■ THE REQUEST:
Write out the data again exactly, skipping every picture.

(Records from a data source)
## Begin
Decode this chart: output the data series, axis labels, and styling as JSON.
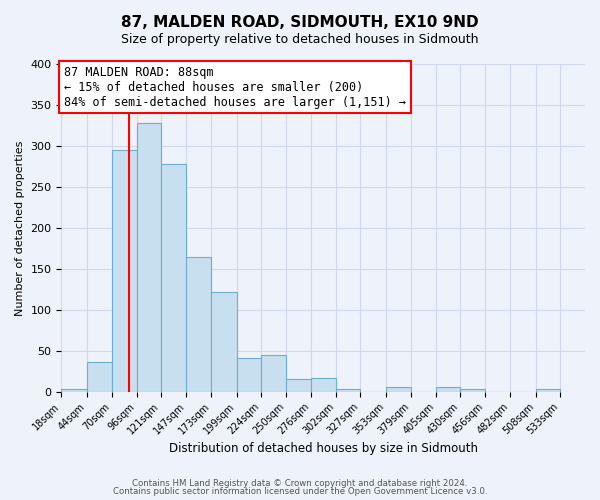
{
  "title": "87, MALDEN ROAD, SIDMOUTH, EX10 9ND",
  "subtitle": "Size of property relative to detached houses in Sidmouth",
  "xlabel": "Distribution of detached houses by size in Sidmouth",
  "ylabel": "Number of detached properties",
  "bin_labels": [
    "18sqm",
    "44sqm",
    "70sqm",
    "96sqm",
    "121sqm",
    "147sqm",
    "173sqm",
    "199sqm",
    "224sqm",
    "250sqm",
    "276sqm",
    "302sqm",
    "327sqm",
    "353sqm",
    "379sqm",
    "405sqm",
    "430sqm",
    "456sqm",
    "482sqm",
    "508sqm",
    "533sqm"
  ],
  "bin_edges": [
    18,
    44,
    70,
    96,
    121,
    147,
    173,
    199,
    224,
    250,
    276,
    302,
    327,
    353,
    379,
    405,
    430,
    456,
    482,
    508,
    533
  ],
  "bar_values": [
    3,
    36,
    295,
    328,
    278,
    165,
    122,
    41,
    45,
    16,
    17,
    4,
    0,
    6,
    0,
    6,
    3,
    0,
    0,
    3
  ],
  "bar_color": "#c8dff0",
  "bar_edge_color": "#6aaed6",
  "vline_x": 88,
  "vline_color": "red",
  "ylim": [
    0,
    400
  ],
  "yticks": [
    0,
    50,
    100,
    150,
    200,
    250,
    300,
    350,
    400
  ],
  "annotation_title": "87 MALDEN ROAD: 88sqm",
  "annotation_line1": "← 15% of detached houses are smaller (200)",
  "annotation_line2": "84% of semi-detached houses are larger (1,151) →",
  "annotation_box_color": "white",
  "annotation_box_edge": "red",
  "footer1": "Contains HM Land Registry data © Crown copyright and database right 2024.",
  "footer2": "Contains public sector information licensed under the Open Government Licence v3.0.",
  "background_color": "#eef2fa",
  "grid_color": "#d0d8ee"
}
## End
■ RESULT FOR THIS TASK:
Decode this chart: output the data series, axis labels, and styling as JSON.
{
  "title": "87, MALDEN ROAD, SIDMOUTH, EX10 9ND",
  "subtitle": "Size of property relative to detached houses in Sidmouth",
  "xlabel": "Distribution of detached houses by size in Sidmouth",
  "ylabel": "Number of detached properties",
  "bin_labels": [
    "18sqm",
    "44sqm",
    "70sqm",
    "96sqm",
    "121sqm",
    "147sqm",
    "173sqm",
    "199sqm",
    "224sqm",
    "250sqm",
    "276sqm",
    "302sqm",
    "327sqm",
    "353sqm",
    "379sqm",
    "405sqm",
    "430sqm",
    "456sqm",
    "482sqm",
    "508sqm",
    "533sqm"
  ],
  "bin_edges": [
    18,
    44,
    70,
    96,
    121,
    147,
    173,
    199,
    224,
    250,
    276,
    302,
    327,
    353,
    379,
    405,
    430,
    456,
    482,
    508,
    533
  ],
  "bar_values": [
    3,
    36,
    295,
    328,
    278,
    165,
    122,
    41,
    45,
    16,
    17,
    4,
    0,
    6,
    0,
    6,
    3,
    0,
    0,
    3
  ],
  "bar_color": "#c8dff0",
  "bar_edge_color": "#6aaed6",
  "vline_x": 88,
  "vline_color": "red",
  "ylim": [
    0,
    400
  ],
  "yticks": [
    0,
    50,
    100,
    150,
    200,
    250,
    300,
    350,
    400
  ],
  "annotation_title": "87 MALDEN ROAD: 88sqm",
  "annotation_line1": "← 15% of detached houses are smaller (200)",
  "annotation_line2": "84% of semi-detached houses are larger (1,151) →",
  "annotation_box_color": "white",
  "annotation_box_edge": "red",
  "footer1": "Contains HM Land Registry data © Crown copyright and database right 2024.",
  "footer2": "Contains public sector information licensed under the Open Government Licence v3.0.",
  "background_color": "#eef2fa",
  "grid_color": "#d0d8ee"
}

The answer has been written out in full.